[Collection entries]
──────────────────────────────

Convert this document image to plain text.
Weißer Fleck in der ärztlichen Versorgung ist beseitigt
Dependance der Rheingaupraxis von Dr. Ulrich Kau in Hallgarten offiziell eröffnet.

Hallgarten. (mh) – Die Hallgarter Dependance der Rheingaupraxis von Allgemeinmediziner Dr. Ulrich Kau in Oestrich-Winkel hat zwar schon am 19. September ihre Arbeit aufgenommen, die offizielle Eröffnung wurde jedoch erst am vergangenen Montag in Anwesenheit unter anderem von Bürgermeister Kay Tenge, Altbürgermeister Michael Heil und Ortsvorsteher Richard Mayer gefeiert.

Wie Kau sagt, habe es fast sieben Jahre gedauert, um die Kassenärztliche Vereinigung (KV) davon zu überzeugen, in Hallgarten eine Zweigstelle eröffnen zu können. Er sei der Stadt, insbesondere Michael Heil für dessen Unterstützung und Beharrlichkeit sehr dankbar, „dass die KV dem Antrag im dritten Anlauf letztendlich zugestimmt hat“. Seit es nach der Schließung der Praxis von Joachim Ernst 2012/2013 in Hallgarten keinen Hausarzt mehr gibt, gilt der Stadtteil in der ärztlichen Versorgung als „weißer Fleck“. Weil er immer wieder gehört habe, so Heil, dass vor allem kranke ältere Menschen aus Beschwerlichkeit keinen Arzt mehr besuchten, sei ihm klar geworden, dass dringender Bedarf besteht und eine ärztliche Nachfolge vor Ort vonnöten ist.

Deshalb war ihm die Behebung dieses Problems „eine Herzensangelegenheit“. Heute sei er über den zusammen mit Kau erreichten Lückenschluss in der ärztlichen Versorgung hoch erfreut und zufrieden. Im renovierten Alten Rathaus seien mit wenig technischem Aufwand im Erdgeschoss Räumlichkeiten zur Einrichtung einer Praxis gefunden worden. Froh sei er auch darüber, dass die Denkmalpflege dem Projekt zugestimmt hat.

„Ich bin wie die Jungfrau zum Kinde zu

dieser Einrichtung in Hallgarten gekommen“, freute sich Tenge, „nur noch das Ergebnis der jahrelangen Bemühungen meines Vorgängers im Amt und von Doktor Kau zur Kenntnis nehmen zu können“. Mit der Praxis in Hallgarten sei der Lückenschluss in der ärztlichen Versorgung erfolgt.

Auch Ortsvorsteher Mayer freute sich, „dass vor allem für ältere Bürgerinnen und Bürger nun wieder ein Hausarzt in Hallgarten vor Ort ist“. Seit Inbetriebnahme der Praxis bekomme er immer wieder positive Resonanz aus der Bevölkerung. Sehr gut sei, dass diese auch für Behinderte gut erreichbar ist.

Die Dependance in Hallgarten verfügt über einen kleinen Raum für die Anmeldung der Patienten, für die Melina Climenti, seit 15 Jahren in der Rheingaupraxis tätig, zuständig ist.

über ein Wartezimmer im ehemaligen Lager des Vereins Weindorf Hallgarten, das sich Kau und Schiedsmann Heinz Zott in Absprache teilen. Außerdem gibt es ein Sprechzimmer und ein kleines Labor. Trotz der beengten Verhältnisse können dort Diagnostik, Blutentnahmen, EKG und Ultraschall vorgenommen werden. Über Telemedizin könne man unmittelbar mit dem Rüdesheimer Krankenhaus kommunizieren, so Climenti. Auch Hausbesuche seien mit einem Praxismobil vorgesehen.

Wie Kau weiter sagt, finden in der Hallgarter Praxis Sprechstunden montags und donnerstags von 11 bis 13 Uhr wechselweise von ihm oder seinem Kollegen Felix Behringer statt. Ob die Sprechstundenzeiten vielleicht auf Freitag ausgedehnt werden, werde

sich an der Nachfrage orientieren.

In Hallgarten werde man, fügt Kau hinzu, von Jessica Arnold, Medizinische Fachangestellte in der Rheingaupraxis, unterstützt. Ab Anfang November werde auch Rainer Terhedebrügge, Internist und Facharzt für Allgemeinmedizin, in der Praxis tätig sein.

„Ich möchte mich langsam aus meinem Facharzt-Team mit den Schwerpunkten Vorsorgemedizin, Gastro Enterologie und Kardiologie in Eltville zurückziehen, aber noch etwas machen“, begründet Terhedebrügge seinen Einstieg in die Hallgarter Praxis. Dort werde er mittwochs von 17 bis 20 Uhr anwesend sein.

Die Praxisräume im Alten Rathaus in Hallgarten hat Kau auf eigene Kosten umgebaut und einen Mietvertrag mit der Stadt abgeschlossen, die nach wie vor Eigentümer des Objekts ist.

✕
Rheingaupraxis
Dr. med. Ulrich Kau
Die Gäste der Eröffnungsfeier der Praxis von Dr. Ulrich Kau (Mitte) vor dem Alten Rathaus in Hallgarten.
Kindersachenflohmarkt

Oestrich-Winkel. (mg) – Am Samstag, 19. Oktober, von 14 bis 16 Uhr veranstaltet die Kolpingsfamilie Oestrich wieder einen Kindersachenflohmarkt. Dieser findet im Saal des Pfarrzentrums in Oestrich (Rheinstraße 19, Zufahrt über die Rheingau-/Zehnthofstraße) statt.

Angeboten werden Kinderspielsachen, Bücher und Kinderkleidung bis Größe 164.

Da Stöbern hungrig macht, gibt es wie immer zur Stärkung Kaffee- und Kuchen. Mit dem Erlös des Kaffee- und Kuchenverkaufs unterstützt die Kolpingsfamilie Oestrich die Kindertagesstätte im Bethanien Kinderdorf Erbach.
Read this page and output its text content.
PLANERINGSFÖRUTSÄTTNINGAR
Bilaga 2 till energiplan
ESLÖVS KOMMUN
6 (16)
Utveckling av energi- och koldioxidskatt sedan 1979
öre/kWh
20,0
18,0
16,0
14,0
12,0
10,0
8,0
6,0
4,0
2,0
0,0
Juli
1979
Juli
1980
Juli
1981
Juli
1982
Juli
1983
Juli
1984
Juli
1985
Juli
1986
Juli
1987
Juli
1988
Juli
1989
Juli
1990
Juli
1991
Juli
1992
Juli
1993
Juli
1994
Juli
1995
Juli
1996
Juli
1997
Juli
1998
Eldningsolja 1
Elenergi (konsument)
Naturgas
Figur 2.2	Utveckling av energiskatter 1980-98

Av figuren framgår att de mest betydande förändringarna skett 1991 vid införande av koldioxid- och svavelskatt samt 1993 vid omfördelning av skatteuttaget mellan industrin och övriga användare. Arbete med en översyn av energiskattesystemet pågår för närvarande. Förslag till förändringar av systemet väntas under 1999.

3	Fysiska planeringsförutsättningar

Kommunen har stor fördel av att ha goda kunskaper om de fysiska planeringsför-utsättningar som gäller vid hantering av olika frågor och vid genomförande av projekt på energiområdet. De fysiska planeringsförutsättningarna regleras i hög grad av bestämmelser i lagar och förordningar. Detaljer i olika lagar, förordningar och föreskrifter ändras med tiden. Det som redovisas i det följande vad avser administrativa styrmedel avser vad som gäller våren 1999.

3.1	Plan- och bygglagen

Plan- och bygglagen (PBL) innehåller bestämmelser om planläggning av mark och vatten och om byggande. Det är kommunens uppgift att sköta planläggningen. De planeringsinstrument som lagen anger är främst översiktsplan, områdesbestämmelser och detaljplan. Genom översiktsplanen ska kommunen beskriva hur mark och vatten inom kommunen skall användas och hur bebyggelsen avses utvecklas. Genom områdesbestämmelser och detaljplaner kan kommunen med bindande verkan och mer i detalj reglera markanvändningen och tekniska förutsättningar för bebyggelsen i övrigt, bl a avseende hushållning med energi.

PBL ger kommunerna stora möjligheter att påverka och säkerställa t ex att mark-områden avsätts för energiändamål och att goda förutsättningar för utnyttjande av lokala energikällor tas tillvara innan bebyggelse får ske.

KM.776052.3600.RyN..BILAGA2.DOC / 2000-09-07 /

──────────────────────────────

▶ **PROBLEM**:
Write out every record above, word for word.

▶ **EXERCISE RESPONSE**:
Convert this document image to plain text.
Weißer Fleck in der ärztlichen Versorgung ist beseitigt
Dependance der Rheingaupraxis von Dr. Ulrich Kau in Hallgarten offiziell eröffnet.

Hallgarten. (mh) – Die Hallgarter Dependance der Rheingaupraxis von Allgemeinmediziner Dr. Ulrich Kau in Oestrich-Winkel hat zwar schon am 19. September ihre Arbeit aufgenommen, die offizielle Eröffnung wurde jedoch erst am vergangenen Montag in Anwesenheit unter anderem von Bürgermeister Kay Tenge, Altbürgermeister Michael Heil und Ortsvorsteher Richard Mayer gefeiert.

Wie Kau sagt, habe es fast sieben Jahre gedauert, um die Kassenärztliche Vereinigung (KV) davon zu überzeugen, in Hallgarten eine Zweigstelle eröffnen zu können. Er sei der Stadt, insbesondere Michael Heil für dessen Unterstützung und Beharrlichkeit sehr dankbar, „dass die KV dem Antrag im dritten Anlauf letztendlich zugestimmt hat“. Seit es nach der Schließung der Praxis von Joachim Ernst 2012/2013 in Hallgarten keinen Hausarzt mehr gibt, gilt der Stadtteil in der ärztlichen Versorgung als „weißer Fleck“. Weil er immer wieder gehört habe, so Heil, dass vor allem kranke ältere Menschen aus Beschwerlichkeit keinen Arzt mehr besuchten, sei ihm klar geworden, dass dringender Bedarf besteht und eine ärztliche Nachfolge vor Ort vonnöten ist.

Deshalb war ihm die Behebung dieses Problems „eine Herzensangelegenheit“. Heute sei er über den zusammen mit Kau erreichten Lückenschluss in der ärztlichen Versorgung hoch erfreut und zufrieden. Im renovierten Alten Rathaus seien mit wenig technischem Aufwand im Erdgeschoss Räumlichkeiten zur Einrichtung einer Praxis gefunden worden. Froh sei er auch darüber, dass die Denkmalpflege dem Projekt zugestimmt hat.

„Ich bin wie die Jungfrau zum Kinde zu

dieser Einrichtung in Hallgarten gekommen“, freute sich Tenge, „nur noch das Ergebnis der jahrelangen Bemühungen meines Vorgängers im Amt und von Doktor Kau zur Kenntnis nehmen zu können“. Mit der Praxis in Hallgarten sei der Lückenschluss in der ärztlichen Versorgung erfolgt.

Auch Ortsvorsteher Mayer freute sich, „dass vor allem für ältere Bürgerinnen und Bürger nun wieder ein Hausarzt in Hallgarten vor Ort ist“. Seit Inbetriebnahme der Praxis bekomme er immer wieder positive Resonanz aus der Bevölkerung. Sehr gut sei, dass diese auch für Behinderte gut erreichbar ist.

Die Dependance in Hallgarten verfügt über einen kleinen Raum für die Anmeldung der Patienten, für die Melina Climenti, seit 15 Jahren in der Rheingaupraxis tätig, zuständig ist.

über ein Wartezimmer im ehemaligen Lager des Vereins Weindorf Hallgarten, das sich Kau und Schiedsmann Heinz Zott in Absprache teilen. Außerdem gibt es ein Sprechzimmer und ein kleines Labor. Trotz der beengten Verhältnisse können dort Diagnostik, Blutentnahmen, EKG und Ultraschall vorgenommen werden. Über Telemedizin könne man unmittelbar mit dem Rüdesheimer Krankenhaus kommunizieren, so Climenti. Auch Hausbesuche seien mit einem Praxismobil vorgesehen.

Wie Kau weiter sagt, finden in der Hallgarter Praxis Sprechstunden montags und donnerstags von 11 bis 13 Uhr wechselweise von ihm oder seinem Kollegen Felix Behringer statt. Ob die Sprechstundenzeiten vielleicht auf Freitag ausgedehnt werden, werde

sich an der Nachfrage orientieren.

In Hallgarten werde man, fügt Kau hinzu, von Jessica Arnold, Medizinische Fachangestellte in der Rheingaupraxis, unterstützt. Ab Anfang November werde auch Rainer Terhedebrügge, Internist und Facharzt für Allgemeinmedizin, in der Praxis tätig sein.

„Ich möchte mich langsam aus meinem Facharzt-Team mit den Schwerpunkten Vorsorgemedizin, Gastro Enterologie und Kardiologie in Eltville zurückziehen, aber noch etwas machen“, begründet Terhedebrügge seinen Einstieg in die Hallgarter Praxis. Dort werde er mittwochs von 17 bis 20 Uhr anwesend sein.

Die Praxisräume im Alten Rathaus in Hallgarten hat Kau auf eigene Kosten umgebaut und einen Mietvertrag mit der Stadt abgeschlossen, die nach wie vor Eigentümer des Objekts ist.

✕
Rheingaupraxis
Dr. med. Ulrich Kau
Die Gäste der Eröffnungsfeier der Praxis von Dr. Ulrich Kau (Mitte) vor dem Alten Rathaus in Hallgarten.
Kindersachenflohmarkt

Oestrich-Winkel. (mg) – Am Samstag, 19. Oktober, von 14 bis 16 Uhr veranstaltet die Kolpingsfamilie Oestrich wieder einen Kindersachenflohmarkt. Dieser findet im Saal des Pfarrzentrums in Oestrich (Rheinstraße 19, Zufahrt über die Rheingau-/Zehnthofstraße) statt.

Angeboten werden Kinderspielsachen, Bücher und Kinderkleidung bis Größe 164.

Da Stöbern hungrig macht, gibt es wie immer zur Stärkung Kaffee- und Kuchen. Mit dem Erlös des Kaffee- und Kuchenverkaufs unterstützt die Kolpingsfamilie Oestrich die Kindertagesstätte im Bethanien Kinderdorf Erbach.
Read this page and output its text content.
PLANERINGSFÖRUTSÄTTNINGAR
Bilaga 2 till energiplan
ESLÖVS KOMMUN
6 (16)
Utveckling av energi- och koldioxidskatt sedan 1979
öre/kWh
20,0
18,0
16,0
14,0
12,0
10,0
8,0
6,0
4,0
2,0
0,0
Juli
1979
Juli
1980
Juli
1981
Juli
1982
Juli
1983
Juli
1984
Juli
1985
Juli
1986
Juli
1987
Juli
1988
Juli
1989
Juli
1990
Juli
1991
Juli
1992
Juli
1993
Juli
1994
Juli
1995
Juli
1996
Juli
1997
Juli
1998
Eldningsolja 1
Elenergi (konsument)
Naturgas
Figur 2.2	Utveckling av energiskatter 1980-98

Av figuren framgår att de mest betydande förändringarna skett 1991 vid införande av koldioxid- och svavelskatt samt 1993 vid omfördelning av skatteuttaget mellan industrin och övriga användare. Arbete med en översyn av energiskattesystemet pågår för närvarande. Förslag till förändringar av systemet väntas under 1999.

3	Fysiska planeringsförutsättningar

Kommunen har stor fördel av att ha goda kunskaper om de fysiska planeringsför-utsättningar som gäller vid hantering av olika frågor och vid genomförande av projekt på energiområdet. De fysiska planeringsförutsättningarna regleras i hög grad av bestämmelser i lagar och förordningar. Detaljer i olika lagar, förordningar och föreskrifter ändras med tiden. Det som redovisas i det följande vad avser administrativa styrmedel avser vad som gäller våren 1999.

3.1	Plan- och bygglagen

Plan- och bygglagen (PBL) innehåller bestämmelser om planläggning av mark och vatten och om byggande. Det är kommunens uppgift att sköta planläggningen. De planeringsinstrument som lagen anger är främst översiktsplan, områdesbestämmelser och detaljplan. Genom översiktsplanen ska kommunen beskriva hur mark och vatten inom kommunen skall användas och hur bebyggelsen avses utvecklas. Genom områdesbestämmelser och detaljplaner kan kommunen med bindande verkan och mer i detalj reglera markanvändningen och tekniska förutsättningar för bebyggelsen i övrigt, bl a avseende hushållning med energi.

PBL ger kommunerna stora möjligheter att påverka och säkerställa t ex att mark-områden avsätts för energiändamål och att goda förutsättningar för utnyttjande av lokala energikällor tas tillvara innan bebyggelse får ske.

KM.776052.3600.RyN..BILAGA2.DOC / 2000-09-07 /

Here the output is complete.